* _Set exercise_
Using the listing below, select the lines with the word "this" and copy them.

* _Data rows_
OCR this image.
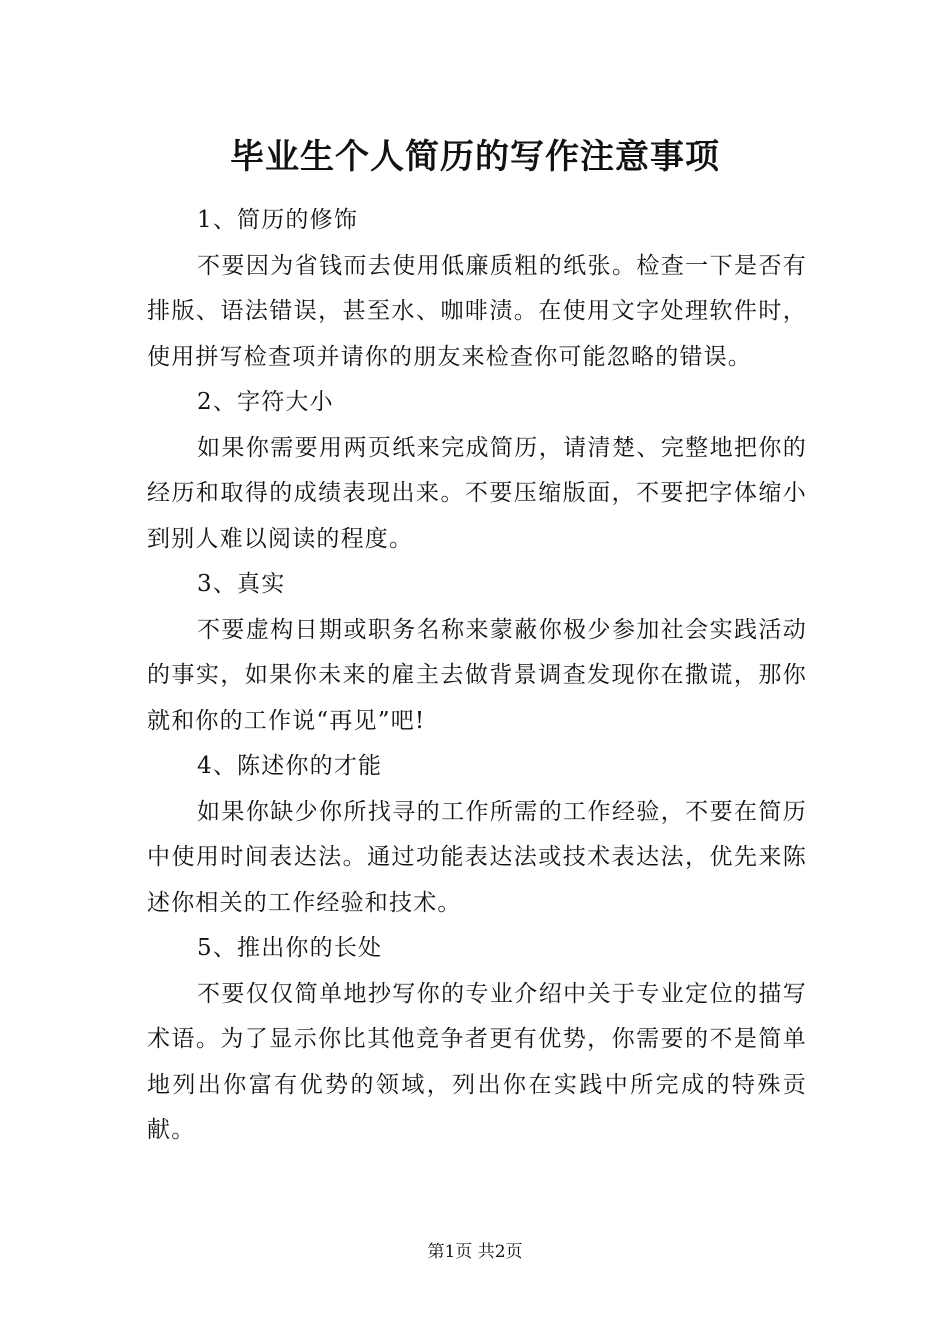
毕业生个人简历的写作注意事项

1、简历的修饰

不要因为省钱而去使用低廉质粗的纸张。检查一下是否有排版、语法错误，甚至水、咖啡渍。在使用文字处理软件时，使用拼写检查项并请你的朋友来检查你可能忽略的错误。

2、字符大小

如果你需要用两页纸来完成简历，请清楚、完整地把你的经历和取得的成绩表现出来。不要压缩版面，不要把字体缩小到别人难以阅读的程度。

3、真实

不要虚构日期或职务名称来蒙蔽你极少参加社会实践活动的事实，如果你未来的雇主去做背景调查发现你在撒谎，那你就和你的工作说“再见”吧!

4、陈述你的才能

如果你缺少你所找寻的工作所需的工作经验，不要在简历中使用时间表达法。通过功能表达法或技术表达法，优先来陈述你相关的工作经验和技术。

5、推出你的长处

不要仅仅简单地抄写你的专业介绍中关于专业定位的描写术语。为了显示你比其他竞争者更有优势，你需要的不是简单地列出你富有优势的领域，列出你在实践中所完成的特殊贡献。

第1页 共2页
---
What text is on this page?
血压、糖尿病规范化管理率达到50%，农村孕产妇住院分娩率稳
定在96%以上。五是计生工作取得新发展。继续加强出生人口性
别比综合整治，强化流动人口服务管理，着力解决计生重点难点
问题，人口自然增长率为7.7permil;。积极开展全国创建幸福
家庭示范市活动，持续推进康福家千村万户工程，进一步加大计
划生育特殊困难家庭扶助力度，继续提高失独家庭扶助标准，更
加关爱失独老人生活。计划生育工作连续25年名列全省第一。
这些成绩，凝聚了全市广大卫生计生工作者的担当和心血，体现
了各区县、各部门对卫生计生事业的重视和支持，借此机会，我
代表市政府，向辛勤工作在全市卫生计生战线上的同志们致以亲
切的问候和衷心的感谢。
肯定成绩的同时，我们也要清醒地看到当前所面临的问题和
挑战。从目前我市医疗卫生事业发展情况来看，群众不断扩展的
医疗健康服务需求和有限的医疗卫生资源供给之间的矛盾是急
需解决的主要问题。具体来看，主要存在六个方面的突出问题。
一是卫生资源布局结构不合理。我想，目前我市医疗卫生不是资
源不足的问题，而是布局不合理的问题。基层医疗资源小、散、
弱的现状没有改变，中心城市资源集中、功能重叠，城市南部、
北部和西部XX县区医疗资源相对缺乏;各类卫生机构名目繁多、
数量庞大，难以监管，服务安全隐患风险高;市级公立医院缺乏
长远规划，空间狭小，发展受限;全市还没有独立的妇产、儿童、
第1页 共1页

* _Expected output_
OCR this image.
What text is on this page?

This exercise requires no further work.